- **Given instruction**: Collect all the lines that mention the word "this".

- **Extracted entries**:
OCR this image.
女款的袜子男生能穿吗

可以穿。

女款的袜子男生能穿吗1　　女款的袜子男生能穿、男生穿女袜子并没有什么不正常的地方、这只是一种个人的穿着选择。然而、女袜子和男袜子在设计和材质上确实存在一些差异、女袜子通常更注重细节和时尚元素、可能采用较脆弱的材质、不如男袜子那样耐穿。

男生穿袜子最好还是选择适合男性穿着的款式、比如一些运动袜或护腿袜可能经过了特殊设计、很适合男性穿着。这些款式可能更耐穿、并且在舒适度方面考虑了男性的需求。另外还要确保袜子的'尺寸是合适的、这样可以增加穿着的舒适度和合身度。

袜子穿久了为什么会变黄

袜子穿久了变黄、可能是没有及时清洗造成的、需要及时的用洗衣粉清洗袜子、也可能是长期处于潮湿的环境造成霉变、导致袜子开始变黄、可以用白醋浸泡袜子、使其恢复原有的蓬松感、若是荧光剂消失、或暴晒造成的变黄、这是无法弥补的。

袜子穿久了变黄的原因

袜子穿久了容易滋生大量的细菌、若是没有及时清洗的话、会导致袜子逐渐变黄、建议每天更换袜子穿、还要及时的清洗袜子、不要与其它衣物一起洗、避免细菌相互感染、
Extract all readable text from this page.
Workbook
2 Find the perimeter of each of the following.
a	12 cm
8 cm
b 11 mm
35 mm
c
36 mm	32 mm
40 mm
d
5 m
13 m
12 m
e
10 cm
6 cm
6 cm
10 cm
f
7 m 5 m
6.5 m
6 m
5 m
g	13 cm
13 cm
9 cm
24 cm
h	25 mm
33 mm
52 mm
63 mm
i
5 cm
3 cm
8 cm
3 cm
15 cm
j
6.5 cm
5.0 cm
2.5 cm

- **Task response**:
OCR this image.
Extract all readable text from this page.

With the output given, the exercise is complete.